#### Task requirements:
Copy each line of the material below that includes the string "Beam".

[BEGIN]

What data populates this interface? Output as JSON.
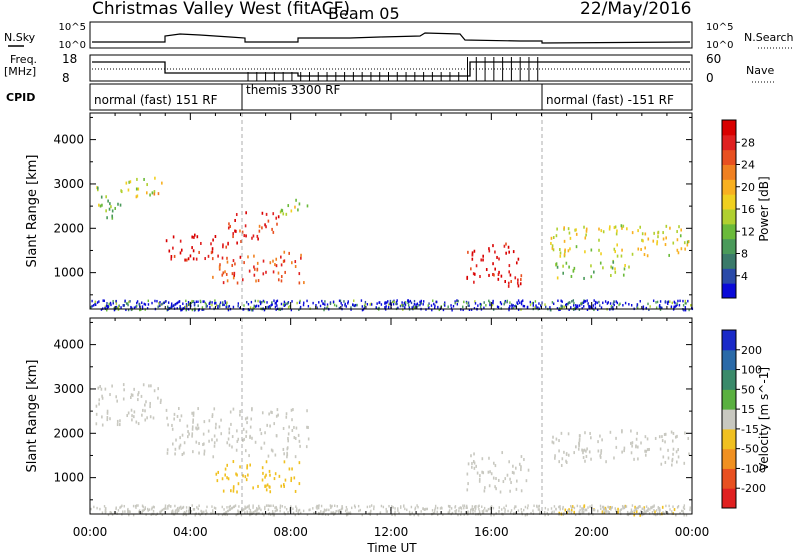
{
  "header": {
    "radar": "Christmas Valley West (fitACF)",
    "beam": "Beam 05",
    "date": "22/May/2016"
  },
  "top_panels": {
    "nsky_label": "N.Sky",
    "nsky_ticks": [
      "10^5",
      "10^0"
    ],
    "nsearch_label": "N.Search",
    "nsearch_ticks": [
      "10^5",
      "10^0"
    ],
    "freq_label": "Freq.",
    "freq_unit": "[MHz]",
    "freq_ticks": [
      "18",
      "8"
    ],
    "nave_label": "Nave",
    "nave_ticks": [
      "60",
      "0"
    ],
    "cpid_label": "CPID",
    "cpid_segments": [
      {
        "label": "normal (fast) 151 RF",
        "start": 0,
        "end": 6
      },
      {
        "label": "themis 3300 RF",
        "start": 6,
        "end": 18
      },
      {
        "label": "normal (fast) -151 RF",
        "start": 18,
        "end": 24
      }
    ]
  },
  "panels": {
    "ylabel": "Slant Range [km]",
    "yticks": [
      "4000",
      "3000",
      "2000",
      "1000"
    ],
    "xticks": [
      "00:00",
      "04:00",
      "08:00",
      "12:00",
      "16:00",
      "20:00",
      "00:00"
    ],
    "xlabel": "Time UT"
  },
  "power_colorbar": {
    "label": "Power [dB]",
    "ticks": [
      "28",
      "24",
      "20",
      "16",
      "12",
      "8",
      "4"
    ],
    "colors": [
      "#0a0ad8",
      "#2a4aa8",
      "#3a7a6a",
      "#4a9a5a",
      "#6aba3a",
      "#b0d030",
      "#f0d020",
      "#f8b020",
      "#f08020",
      "#e85020",
      "#e02020",
      "#d80000"
    ]
  },
  "velocity_colorbar": {
    "label": "Velocity [m s^-1]",
    "ticks": [
      "200",
      "100",
      "50",
      "15",
      "-15",
      "-50",
      "-100",
      "-200"
    ],
    "colors": [
      "#1a2ac8",
      "#2a6aa8",
      "#3a8a6a",
      "#5ab040",
      "#c8c8c0",
      "#f0c020",
      "#f09020",
      "#e85020",
      "#e02020"
    ]
  },
  "chart_data": {
    "type": "heatmap",
    "title": "Christmas Valley West (fitACF) Beam 05 22/May/2016",
    "xlabel": "Time UT",
    "ylabel": "Slant Range [km]",
    "xlim": [
      0,
      24
    ],
    "ylim": [
      180,
      4600
    ],
    "power_regions": [
      {
        "t0": 0.2,
        "t1": 1.2,
        "r0": 2200,
        "r1": 3000,
        "level": 12
      },
      {
        "t0": 1.2,
        "t1": 2.6,
        "r0": 2700,
        "r1": 3200,
        "level": 14
      },
      {
        "t0": 2.5,
        "t1": 2.9,
        "r0": 2800,
        "r1": 3100,
        "level": 22
      },
      {
        "t0": 3.0,
        "t1": 5.5,
        "r0": 1300,
        "r1": 1900,
        "level": 28
      },
      {
        "t0": 5.5,
        "t1": 7.5,
        "r0": 1700,
        "r1": 2400,
        "level": 26
      },
      {
        "t0": 7.5,
        "t1": 8.7,
        "r0": 2300,
        "r1": 2700,
        "level": 14
      },
      {
        "t0": 4.8,
        "t1": 8.5,
        "r0": 800,
        "r1": 1500,
        "level": 24
      },
      {
        "t0": 15.0,
        "t1": 17.2,
        "r0": 700,
        "r1": 1700,
        "level": 28
      },
      {
        "t0": 18.3,
        "t1": 23.9,
        "r0": 1400,
        "r1": 2100,
        "level": 16
      },
      {
        "t0": 18.5,
        "t1": 21.5,
        "r0": 900,
        "r1": 1300,
        "level": 12
      }
    ],
    "velocity_regions": [
      {
        "t0": 0.2,
        "t1": 2.8,
        "r0": 2200,
        "r1": 3200,
        "level": 0
      },
      {
        "t0": 3.0,
        "t1": 8.7,
        "r0": 1500,
        "r1": 2600,
        "level": 0
      },
      {
        "t0": 5.0,
        "t1": 8.5,
        "r0": 700,
        "r1": 1400,
        "level": -50
      },
      {
        "t0": 15.0,
        "t1": 17.5,
        "r0": 700,
        "r1": 1600,
        "level": 0
      },
      {
        "t0": 18.3,
        "t1": 23.9,
        "r0": 1300,
        "r1": 2100,
        "level": 0
      },
      {
        "t0": 18.5,
        "t1": 23.9,
        "r0": 180,
        "r1": 400,
        "level": -50
      }
    ]
  }
}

[END]

#### Reply:
    "beam": "Beam 05",
    "title": "Christmas Valley West (fitACF) Beam 05 22/May/2016",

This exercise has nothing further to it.